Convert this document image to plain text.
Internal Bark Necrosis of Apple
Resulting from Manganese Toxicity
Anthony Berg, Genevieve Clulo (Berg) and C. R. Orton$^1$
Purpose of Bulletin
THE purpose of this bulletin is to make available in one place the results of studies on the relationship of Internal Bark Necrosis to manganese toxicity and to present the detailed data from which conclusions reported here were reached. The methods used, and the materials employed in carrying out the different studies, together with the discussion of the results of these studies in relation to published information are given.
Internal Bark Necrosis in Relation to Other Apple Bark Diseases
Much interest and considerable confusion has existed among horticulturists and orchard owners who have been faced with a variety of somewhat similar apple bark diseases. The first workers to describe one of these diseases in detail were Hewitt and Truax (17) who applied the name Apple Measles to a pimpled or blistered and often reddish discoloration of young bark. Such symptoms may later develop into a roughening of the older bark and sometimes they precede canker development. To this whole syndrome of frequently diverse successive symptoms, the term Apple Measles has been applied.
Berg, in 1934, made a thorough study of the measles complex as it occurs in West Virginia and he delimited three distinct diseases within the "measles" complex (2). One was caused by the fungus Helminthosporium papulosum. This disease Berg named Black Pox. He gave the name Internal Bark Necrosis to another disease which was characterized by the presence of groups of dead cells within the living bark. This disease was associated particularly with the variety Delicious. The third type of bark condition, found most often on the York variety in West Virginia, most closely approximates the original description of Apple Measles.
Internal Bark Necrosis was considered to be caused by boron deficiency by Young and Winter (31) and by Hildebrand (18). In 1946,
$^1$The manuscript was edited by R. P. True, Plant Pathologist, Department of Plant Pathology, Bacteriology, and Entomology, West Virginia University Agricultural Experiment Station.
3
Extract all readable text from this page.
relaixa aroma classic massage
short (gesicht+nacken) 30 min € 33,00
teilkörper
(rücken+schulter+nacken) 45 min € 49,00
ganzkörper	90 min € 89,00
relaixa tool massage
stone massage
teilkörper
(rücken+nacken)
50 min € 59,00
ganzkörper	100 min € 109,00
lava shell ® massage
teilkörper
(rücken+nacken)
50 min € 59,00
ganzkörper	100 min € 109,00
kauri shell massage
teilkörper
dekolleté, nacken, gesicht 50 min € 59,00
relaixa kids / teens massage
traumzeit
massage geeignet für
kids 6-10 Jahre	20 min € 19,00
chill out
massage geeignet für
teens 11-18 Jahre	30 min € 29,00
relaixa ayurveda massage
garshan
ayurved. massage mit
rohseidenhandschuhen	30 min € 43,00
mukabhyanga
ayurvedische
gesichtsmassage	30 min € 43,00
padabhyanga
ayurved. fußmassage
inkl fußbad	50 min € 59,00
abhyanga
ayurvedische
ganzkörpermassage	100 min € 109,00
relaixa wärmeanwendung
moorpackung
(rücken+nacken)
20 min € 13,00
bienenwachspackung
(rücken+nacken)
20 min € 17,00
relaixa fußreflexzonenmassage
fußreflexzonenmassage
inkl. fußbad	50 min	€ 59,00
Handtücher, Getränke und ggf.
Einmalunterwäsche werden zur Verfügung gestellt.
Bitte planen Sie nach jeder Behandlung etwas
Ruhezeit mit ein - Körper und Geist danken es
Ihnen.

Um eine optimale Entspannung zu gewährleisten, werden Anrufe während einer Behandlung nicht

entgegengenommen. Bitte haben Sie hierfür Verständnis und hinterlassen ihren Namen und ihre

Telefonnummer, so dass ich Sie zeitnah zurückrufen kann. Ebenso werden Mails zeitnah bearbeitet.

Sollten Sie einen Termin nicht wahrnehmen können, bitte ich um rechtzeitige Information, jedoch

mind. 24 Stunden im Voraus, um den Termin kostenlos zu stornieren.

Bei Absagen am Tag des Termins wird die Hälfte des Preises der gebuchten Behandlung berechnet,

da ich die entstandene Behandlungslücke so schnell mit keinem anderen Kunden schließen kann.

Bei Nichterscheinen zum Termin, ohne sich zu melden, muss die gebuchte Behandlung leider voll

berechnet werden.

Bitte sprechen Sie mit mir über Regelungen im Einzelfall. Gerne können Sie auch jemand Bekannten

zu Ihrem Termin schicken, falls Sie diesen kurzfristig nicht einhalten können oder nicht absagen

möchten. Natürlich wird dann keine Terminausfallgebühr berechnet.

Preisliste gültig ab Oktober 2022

+++++

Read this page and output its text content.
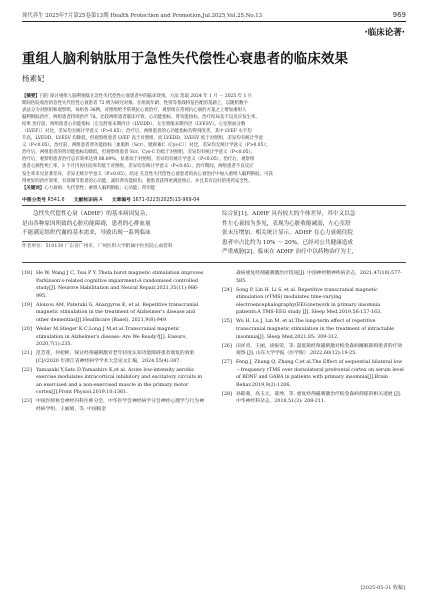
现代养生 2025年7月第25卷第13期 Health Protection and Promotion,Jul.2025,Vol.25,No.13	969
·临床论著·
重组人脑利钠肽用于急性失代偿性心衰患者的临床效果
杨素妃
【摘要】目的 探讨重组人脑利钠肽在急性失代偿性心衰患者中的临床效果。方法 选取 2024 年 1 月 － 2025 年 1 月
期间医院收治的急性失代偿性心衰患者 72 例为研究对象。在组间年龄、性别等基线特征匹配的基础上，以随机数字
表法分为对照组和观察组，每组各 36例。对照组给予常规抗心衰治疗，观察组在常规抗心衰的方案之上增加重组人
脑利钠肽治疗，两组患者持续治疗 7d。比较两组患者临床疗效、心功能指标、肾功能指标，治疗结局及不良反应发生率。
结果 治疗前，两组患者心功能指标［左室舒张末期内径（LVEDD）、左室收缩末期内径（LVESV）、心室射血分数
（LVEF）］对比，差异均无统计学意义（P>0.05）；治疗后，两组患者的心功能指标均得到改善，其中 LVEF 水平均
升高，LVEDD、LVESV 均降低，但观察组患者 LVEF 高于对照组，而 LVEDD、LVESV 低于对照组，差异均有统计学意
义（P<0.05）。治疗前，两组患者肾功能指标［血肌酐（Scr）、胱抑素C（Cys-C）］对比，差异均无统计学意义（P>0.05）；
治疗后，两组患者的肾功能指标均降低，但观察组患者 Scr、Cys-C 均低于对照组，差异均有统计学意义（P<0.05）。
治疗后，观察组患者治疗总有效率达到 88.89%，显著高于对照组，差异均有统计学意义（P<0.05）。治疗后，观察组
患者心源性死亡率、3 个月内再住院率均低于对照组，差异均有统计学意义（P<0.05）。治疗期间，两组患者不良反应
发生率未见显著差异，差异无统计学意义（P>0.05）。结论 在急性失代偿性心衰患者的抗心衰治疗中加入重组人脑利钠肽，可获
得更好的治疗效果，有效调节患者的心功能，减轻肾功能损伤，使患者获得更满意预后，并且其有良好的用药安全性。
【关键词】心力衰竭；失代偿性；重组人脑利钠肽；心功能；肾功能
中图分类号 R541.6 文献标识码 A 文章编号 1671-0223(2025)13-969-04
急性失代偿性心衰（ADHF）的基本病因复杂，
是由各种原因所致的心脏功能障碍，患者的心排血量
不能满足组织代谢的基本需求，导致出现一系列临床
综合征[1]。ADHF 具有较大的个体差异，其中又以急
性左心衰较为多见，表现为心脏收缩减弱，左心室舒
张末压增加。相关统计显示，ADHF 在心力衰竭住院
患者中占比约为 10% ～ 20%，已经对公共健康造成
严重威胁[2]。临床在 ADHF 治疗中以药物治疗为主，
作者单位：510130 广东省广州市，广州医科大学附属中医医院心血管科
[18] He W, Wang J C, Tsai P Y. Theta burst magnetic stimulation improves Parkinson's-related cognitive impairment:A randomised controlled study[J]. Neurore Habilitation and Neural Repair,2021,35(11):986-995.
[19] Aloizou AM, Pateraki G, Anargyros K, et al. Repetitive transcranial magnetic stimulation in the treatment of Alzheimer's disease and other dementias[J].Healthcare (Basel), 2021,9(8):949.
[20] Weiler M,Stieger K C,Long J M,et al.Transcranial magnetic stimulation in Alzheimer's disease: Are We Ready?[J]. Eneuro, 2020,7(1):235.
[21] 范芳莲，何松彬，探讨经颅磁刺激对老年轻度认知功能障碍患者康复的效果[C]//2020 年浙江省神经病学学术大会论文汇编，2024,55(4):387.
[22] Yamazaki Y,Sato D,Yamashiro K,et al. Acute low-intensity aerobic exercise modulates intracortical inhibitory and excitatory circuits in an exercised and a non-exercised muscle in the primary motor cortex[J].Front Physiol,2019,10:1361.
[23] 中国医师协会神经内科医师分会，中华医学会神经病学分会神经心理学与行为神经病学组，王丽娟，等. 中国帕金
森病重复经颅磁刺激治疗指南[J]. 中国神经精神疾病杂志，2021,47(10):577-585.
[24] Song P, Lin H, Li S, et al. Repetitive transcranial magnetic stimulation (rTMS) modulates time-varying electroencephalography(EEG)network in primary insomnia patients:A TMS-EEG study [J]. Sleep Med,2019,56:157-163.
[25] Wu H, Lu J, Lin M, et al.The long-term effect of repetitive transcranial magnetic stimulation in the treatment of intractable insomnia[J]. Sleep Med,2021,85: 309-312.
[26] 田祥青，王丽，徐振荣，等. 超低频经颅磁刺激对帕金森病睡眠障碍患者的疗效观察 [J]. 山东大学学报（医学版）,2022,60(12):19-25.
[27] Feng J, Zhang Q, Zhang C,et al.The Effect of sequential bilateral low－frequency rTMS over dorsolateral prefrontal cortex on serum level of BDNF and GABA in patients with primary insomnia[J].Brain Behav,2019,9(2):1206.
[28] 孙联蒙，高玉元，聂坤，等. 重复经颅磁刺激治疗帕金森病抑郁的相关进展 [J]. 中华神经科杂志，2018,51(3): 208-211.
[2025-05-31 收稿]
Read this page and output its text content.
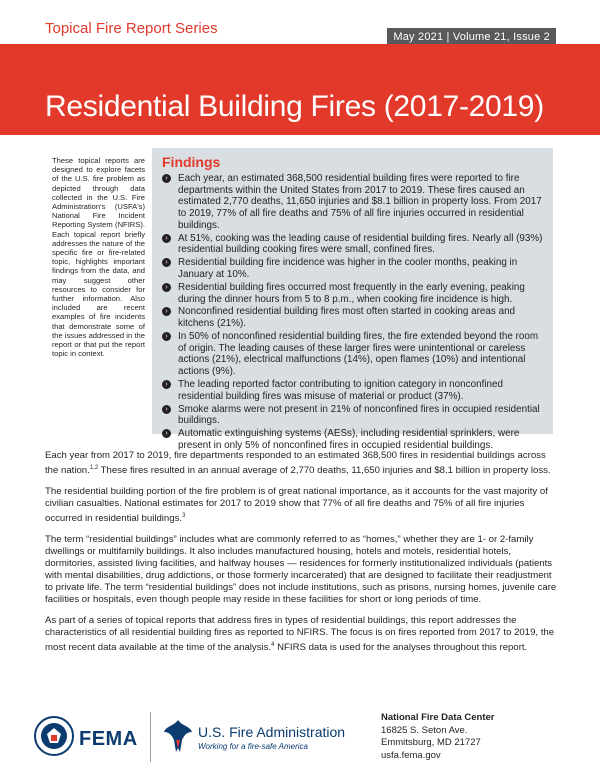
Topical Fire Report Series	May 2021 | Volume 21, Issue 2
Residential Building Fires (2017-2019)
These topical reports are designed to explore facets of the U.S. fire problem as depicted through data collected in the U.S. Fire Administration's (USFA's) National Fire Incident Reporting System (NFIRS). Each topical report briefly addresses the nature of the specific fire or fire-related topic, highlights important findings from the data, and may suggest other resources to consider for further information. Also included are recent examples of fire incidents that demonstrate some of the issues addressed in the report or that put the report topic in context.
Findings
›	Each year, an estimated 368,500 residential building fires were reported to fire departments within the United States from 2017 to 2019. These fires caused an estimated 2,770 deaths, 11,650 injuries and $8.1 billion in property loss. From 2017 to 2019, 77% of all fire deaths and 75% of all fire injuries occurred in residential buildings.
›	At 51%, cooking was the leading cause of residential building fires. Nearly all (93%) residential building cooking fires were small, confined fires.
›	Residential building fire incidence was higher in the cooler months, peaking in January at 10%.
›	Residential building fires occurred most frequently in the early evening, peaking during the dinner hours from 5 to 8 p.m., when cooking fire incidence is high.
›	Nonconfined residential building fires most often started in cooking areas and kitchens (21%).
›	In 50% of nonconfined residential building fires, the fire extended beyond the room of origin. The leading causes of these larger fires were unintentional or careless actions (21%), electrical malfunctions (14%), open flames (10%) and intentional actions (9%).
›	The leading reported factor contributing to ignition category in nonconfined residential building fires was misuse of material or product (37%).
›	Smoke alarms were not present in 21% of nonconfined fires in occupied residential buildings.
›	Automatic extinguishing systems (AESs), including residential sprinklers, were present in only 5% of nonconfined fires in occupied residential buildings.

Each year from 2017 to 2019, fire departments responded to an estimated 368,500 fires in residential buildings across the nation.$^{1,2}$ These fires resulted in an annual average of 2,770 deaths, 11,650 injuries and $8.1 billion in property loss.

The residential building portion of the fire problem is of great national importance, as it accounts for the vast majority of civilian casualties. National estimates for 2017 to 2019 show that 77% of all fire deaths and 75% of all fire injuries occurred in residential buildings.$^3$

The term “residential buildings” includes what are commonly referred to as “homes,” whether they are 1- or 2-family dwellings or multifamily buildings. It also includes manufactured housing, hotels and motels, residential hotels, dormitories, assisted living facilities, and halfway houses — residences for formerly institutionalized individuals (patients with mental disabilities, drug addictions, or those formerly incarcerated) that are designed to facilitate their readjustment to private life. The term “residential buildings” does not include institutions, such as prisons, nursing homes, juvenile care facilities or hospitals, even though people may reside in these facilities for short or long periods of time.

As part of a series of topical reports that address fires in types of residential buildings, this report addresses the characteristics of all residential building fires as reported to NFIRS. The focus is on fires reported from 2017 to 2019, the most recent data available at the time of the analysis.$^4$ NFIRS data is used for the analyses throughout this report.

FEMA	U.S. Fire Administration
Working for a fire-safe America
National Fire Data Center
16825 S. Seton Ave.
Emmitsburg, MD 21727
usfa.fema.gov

+++++

▶ _What you are asked to do_: Search the data for the string "year" and copy each line where it appears.

▶ _Solution to this exercise_:
›	Each year, an estimated 368,500 residential building fires were reported to fire departments within the United States from 2017 to 2019. These fires caused an estimated 2,770 deaths, 11,650 injuries and $8.1 billion in property loss. From 2017 to 2019, 77% of all fire deaths and 75% of all fire injuries occurred in residential buildings.
Each year from 2017 to 2019, fire departments responded to an estimated 368,500 fires in residential buildings across the nation.$^{1,2}$ These fires resulted in an annual average of 2,770 deaths, 11,650 injuries and $8.1 billion in property loss.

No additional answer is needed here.